Stated goal: Find every line of the material that contains the string "column", matching uppercase and lowercase exactly, and copy each of those lines.
** start of Material supplied **
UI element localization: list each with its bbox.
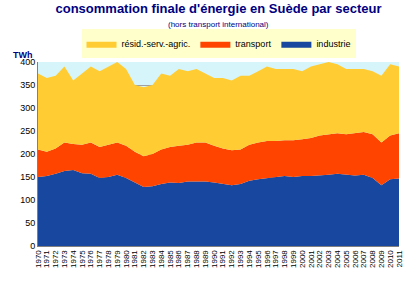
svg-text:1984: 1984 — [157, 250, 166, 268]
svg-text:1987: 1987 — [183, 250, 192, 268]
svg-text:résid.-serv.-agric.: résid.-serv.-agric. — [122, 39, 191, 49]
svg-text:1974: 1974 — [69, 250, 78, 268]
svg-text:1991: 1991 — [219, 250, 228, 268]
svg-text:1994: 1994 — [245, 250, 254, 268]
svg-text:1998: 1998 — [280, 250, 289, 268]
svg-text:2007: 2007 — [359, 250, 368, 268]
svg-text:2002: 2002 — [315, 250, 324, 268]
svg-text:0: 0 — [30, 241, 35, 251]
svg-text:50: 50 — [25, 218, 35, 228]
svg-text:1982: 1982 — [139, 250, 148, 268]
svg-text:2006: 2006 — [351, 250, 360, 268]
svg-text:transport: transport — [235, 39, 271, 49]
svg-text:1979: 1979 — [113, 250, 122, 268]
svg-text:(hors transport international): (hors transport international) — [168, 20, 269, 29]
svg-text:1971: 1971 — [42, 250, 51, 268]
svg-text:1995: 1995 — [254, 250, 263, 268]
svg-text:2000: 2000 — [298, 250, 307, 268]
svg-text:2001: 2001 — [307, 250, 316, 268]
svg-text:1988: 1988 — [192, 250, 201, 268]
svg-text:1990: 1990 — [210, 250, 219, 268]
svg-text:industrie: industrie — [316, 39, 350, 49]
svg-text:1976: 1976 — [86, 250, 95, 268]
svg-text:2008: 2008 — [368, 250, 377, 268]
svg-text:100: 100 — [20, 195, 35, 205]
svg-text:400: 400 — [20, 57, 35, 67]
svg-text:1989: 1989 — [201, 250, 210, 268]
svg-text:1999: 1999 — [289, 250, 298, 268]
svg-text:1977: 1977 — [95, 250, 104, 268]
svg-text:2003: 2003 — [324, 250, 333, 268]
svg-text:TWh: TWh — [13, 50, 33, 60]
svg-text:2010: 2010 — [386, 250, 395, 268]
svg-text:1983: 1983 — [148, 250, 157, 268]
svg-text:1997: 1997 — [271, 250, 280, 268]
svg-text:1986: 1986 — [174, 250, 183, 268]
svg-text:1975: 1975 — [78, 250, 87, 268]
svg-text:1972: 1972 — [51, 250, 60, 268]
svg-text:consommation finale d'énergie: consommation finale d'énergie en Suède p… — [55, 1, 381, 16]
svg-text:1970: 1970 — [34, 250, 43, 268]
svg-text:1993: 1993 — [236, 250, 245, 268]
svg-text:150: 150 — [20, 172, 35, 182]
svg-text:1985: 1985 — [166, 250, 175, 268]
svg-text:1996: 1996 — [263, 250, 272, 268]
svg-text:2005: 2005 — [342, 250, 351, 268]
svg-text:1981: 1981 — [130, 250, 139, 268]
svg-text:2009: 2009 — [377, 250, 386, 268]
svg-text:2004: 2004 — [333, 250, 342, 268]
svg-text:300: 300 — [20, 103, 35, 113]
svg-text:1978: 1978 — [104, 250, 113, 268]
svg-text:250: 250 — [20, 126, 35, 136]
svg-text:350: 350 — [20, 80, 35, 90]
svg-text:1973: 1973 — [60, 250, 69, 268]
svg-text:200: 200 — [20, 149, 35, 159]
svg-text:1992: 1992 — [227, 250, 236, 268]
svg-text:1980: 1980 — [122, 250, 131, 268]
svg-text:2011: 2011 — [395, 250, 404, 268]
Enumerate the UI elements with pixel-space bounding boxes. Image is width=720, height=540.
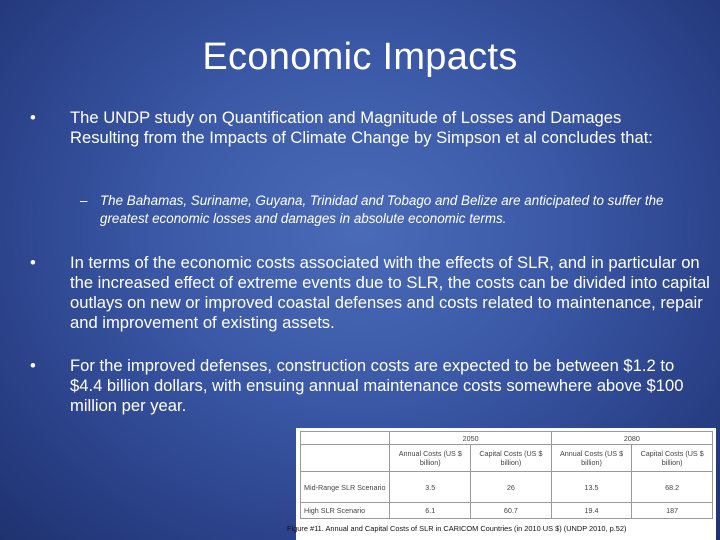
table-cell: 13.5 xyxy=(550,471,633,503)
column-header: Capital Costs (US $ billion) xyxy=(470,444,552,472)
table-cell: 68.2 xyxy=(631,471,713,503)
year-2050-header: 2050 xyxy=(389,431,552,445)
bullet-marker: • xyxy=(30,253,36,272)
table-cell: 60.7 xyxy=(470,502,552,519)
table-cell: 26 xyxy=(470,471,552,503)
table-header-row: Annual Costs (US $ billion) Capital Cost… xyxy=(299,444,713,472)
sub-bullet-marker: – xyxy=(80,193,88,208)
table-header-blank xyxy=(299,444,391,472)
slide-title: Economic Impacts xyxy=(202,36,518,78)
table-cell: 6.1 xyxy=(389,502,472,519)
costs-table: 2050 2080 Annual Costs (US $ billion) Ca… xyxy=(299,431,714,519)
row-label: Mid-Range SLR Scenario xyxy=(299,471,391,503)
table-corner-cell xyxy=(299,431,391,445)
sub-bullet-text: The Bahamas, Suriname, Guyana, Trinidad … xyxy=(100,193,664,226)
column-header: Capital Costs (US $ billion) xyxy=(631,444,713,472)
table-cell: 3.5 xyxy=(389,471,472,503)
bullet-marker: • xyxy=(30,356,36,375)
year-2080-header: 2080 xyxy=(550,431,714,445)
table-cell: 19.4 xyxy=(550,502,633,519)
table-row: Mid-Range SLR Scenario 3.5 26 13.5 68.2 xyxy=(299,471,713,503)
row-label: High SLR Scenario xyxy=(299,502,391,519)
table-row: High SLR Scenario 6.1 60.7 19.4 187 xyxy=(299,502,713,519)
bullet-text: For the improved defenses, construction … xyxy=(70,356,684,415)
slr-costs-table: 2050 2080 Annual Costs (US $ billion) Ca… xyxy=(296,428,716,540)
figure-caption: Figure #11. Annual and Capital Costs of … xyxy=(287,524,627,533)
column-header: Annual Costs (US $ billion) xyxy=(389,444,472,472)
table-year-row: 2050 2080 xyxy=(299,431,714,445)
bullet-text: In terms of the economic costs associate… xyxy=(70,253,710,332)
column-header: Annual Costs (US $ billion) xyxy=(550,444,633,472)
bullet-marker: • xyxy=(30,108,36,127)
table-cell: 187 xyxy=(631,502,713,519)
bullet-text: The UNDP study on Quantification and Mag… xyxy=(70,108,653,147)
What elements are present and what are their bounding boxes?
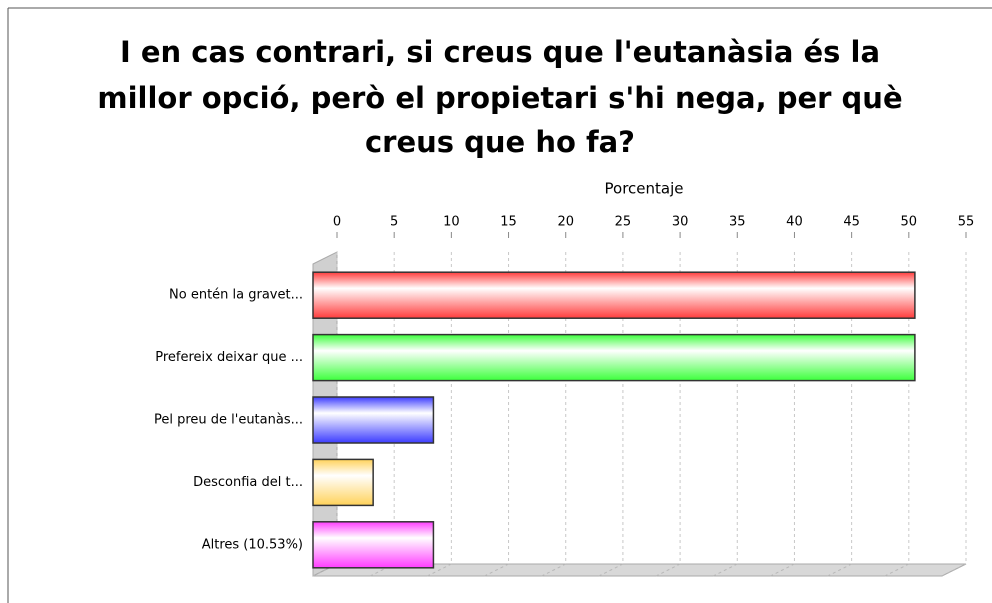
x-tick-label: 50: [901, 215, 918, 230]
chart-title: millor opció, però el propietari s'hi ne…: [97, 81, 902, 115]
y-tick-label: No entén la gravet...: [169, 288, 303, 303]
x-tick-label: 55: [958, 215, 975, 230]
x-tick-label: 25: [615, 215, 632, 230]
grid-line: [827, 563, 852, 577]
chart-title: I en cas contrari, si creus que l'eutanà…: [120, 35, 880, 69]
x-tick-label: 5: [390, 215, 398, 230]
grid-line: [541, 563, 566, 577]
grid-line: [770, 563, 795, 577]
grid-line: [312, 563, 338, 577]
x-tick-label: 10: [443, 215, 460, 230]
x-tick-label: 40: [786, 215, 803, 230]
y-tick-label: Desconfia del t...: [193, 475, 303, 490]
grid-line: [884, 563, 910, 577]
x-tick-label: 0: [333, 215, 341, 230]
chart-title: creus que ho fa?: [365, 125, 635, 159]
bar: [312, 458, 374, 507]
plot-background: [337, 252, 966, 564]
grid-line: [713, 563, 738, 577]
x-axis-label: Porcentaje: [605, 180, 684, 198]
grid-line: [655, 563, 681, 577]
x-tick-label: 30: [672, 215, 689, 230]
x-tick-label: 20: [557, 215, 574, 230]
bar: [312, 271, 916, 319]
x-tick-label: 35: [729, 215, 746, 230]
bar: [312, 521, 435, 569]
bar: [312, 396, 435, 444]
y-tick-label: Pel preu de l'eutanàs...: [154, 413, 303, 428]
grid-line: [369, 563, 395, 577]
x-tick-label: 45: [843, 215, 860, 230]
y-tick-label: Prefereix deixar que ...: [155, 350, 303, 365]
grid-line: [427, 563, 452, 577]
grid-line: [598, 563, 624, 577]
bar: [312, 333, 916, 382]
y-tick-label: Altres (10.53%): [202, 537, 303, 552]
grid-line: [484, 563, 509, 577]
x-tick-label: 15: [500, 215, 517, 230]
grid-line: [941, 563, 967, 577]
** end of Material supplied **
Task output:
column-header: Capital Costs (US $ billion) xyxy=(470,444,552,472)
column-header: Capital Costs (US $ billion) xyxy=(631,444,713,472)
column-header: Annual Costs (US $ billion) xyxy=(389,444,472,472)
column-header: Annual Costs (US $ billion) xyxy=(550,444,633,472)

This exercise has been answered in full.